(Stored entries)
# # # #

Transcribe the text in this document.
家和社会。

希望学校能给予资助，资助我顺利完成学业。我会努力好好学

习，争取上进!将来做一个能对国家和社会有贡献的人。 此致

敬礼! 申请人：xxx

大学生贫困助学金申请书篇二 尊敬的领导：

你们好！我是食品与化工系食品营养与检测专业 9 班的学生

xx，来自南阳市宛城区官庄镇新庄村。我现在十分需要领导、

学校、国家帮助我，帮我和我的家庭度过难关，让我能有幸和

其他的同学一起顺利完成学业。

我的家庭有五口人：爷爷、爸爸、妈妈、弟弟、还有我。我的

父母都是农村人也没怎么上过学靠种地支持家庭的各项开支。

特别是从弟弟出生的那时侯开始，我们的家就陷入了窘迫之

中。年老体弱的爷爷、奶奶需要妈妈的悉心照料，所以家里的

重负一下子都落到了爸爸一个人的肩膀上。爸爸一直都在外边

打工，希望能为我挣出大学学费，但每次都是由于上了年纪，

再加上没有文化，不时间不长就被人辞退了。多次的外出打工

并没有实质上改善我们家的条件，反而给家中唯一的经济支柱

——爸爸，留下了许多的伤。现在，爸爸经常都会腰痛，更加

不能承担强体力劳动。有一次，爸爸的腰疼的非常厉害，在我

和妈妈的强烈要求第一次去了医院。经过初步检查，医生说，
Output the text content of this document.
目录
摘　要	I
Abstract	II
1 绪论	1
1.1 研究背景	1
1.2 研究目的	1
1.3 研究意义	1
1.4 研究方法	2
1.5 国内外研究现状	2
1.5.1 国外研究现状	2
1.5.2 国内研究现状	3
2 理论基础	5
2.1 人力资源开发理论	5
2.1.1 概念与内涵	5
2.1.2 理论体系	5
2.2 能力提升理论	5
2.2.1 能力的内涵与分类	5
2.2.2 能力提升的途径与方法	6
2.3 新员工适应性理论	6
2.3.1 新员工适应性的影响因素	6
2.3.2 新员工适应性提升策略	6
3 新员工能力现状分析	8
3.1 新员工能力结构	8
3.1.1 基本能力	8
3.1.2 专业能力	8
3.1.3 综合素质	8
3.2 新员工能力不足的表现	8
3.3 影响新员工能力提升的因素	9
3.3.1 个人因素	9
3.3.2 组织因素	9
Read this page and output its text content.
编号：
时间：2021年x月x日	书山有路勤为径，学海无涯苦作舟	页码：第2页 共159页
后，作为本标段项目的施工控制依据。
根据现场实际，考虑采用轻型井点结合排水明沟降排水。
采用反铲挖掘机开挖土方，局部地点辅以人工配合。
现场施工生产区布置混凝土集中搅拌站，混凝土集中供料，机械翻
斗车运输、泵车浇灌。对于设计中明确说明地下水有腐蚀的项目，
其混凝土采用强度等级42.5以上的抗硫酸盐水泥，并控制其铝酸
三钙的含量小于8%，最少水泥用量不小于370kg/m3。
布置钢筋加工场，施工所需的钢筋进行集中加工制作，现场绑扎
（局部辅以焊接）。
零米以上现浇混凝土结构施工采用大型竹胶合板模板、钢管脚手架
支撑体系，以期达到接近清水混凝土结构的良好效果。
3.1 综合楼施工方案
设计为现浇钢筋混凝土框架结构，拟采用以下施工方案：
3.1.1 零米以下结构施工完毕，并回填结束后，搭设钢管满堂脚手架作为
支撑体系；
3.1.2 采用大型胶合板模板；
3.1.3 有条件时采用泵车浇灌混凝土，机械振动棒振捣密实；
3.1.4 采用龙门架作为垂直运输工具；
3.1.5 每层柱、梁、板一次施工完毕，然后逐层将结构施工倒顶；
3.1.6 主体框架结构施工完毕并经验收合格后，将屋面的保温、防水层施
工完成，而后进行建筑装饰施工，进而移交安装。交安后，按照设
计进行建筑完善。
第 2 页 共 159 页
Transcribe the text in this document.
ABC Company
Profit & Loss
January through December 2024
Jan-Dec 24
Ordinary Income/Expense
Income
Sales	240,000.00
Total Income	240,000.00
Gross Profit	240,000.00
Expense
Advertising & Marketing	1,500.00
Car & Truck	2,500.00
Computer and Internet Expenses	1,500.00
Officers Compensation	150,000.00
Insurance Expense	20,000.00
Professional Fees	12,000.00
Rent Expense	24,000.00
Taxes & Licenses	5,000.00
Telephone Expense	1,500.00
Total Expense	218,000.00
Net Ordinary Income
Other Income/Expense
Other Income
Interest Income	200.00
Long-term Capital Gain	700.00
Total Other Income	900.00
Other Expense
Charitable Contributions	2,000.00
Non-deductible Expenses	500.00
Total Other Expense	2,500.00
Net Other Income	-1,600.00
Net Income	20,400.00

# # # #

* **What is expected**
All lines from the line containing "Read this page and output its text content." through the end of the listing above are to be duplicated exactly; include both ends and nothing further.

* **Correct answer**
Read this page and output its text content.
编号：
时间：2021年x月x日	书山有路勤为径，学海无涯苦作舟	页码：第2页 共159页
后，作为本标段项目的施工控制依据。
根据现场实际，考虑采用轻型井点结合排水明沟降排水。
采用反铲挖掘机开挖土方，局部地点辅以人工配合。
现场施工生产区布置混凝土集中搅拌站，混凝土集中供料，机械翻
斗车运输、泵车浇灌。对于设计中明确说明地下水有腐蚀的项目，
其混凝土采用强度等级42.5以上的抗硫酸盐水泥，并控制其铝酸
三钙的含量小于8%，最少水泥用量不小于370kg/m3。
布置钢筋加工场，施工所需的钢筋进行集中加工制作，现场绑扎
（局部辅以焊接）。
零米以上现浇混凝土结构施工采用大型竹胶合板模板、钢管脚手架
支撑体系，以期达到接近清水混凝土结构的良好效果。
3.1 综合楼施工方案
设计为现浇钢筋混凝土框架结构，拟采用以下施工方案：
3.1.1 零米以下结构施工完毕，并回填结束后，搭设钢管满堂脚手架作为
支撑体系；
3.1.2 采用大型胶合板模板；
3.1.3 有条件时采用泵车浇灌混凝土，机械振动棒振捣密实；
3.1.4 采用龙门架作为垂直运输工具；
3.1.5 每层柱、梁、板一次施工完毕，然后逐层将结构施工倒顶；
3.1.6 主体框架结构施工完毕并经验收合格后，将屋面的保温、防水层施
工完成，而后进行建筑装饰施工，进而移交安装。交安后，按照设
计进行建筑完善。
第 2 页 共 159 页
Transcribe the text in this document.
ABC Company
Profit & Loss
January through December 2024
Jan-Dec 24
Ordinary Income/Expense
Income
Sales	240,000.00
Total Income	240,000.00
Gross Profit	240,000.00
Expense
Advertising & Marketing	1,500.00
Car & Truck	2,500.00
Computer and Internet Expenses	1,500.00
Officers Compensation	150,000.00
Insurance Expense	20,000.00
Professional Fees	12,000.00
Rent Expense	24,000.00
Taxes & Licenses	5,000.00
Telephone Expense	1,500.00
Total Expense	218,000.00
Net Ordinary Income
Other Income/Expense
Other Income
Interest Income	200.00
Long-term Capital Gain	700.00
Total Other Income	900.00
Other Expense
Charitable Contributions	2,000.00
Non-deductible Expenses	500.00
Total Other Expense	2,500.00
Net Other Income	-1,600.00
Net Income	20,400.00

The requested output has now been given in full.